Given request:
Count the lines below that contain the word "name", and give only that number.

# START OF Exercise data

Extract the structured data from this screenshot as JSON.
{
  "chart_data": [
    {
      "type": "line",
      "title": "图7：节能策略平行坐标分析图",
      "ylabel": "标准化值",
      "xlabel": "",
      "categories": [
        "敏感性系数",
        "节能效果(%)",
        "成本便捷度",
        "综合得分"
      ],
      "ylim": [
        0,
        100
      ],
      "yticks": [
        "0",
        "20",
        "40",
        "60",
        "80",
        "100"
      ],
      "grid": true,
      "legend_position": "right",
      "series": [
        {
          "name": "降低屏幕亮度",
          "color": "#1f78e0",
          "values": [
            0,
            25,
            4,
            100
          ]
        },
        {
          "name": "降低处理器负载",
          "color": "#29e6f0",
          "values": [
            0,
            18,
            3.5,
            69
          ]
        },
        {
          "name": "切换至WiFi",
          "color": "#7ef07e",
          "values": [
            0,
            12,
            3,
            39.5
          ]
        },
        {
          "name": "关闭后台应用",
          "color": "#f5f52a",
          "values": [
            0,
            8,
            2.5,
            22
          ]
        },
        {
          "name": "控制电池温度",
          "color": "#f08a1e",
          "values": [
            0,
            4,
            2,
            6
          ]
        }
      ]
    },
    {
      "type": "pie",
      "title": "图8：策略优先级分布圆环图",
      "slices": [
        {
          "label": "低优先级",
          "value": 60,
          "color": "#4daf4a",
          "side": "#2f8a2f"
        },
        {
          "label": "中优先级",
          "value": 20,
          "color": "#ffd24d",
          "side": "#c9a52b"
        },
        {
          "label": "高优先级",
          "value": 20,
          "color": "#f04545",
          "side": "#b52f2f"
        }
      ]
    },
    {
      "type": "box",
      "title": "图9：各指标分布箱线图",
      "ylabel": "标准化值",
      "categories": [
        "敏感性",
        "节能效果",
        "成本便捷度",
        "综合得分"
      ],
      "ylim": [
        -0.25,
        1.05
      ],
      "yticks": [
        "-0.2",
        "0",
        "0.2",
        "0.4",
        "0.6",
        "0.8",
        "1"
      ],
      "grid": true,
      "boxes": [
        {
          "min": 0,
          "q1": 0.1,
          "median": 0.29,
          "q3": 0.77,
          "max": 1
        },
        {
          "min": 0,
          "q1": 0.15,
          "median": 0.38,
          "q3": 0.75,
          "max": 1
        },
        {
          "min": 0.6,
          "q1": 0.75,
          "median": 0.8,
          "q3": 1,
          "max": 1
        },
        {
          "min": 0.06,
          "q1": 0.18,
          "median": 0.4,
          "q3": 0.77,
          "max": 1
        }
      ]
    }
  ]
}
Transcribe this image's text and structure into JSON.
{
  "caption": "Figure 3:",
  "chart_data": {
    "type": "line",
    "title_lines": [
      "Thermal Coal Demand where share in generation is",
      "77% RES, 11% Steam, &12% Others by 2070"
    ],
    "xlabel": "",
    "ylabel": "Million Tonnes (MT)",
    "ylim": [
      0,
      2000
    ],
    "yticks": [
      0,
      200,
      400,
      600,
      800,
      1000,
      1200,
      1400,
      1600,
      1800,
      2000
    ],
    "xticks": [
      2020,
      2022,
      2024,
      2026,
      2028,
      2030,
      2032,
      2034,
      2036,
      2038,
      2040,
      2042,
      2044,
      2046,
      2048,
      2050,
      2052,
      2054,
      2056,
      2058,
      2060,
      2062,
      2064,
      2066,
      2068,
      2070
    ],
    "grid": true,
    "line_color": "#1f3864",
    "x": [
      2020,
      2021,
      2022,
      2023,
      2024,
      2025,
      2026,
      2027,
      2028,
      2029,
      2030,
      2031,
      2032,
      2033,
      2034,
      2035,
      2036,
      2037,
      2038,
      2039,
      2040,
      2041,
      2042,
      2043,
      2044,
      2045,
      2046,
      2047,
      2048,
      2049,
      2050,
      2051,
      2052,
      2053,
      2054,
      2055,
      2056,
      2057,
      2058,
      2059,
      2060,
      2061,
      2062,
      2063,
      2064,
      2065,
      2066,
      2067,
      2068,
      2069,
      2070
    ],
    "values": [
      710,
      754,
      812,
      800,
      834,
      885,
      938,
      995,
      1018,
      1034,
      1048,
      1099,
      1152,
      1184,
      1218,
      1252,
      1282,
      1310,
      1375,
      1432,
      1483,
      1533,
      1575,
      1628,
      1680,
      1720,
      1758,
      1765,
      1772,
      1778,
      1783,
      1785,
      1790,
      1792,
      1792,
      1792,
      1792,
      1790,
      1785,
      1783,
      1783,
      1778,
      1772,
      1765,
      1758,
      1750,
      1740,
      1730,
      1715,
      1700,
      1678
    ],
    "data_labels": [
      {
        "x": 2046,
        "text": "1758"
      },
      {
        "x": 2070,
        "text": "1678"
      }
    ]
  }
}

# END OF Exercise data

Exercise solution:
5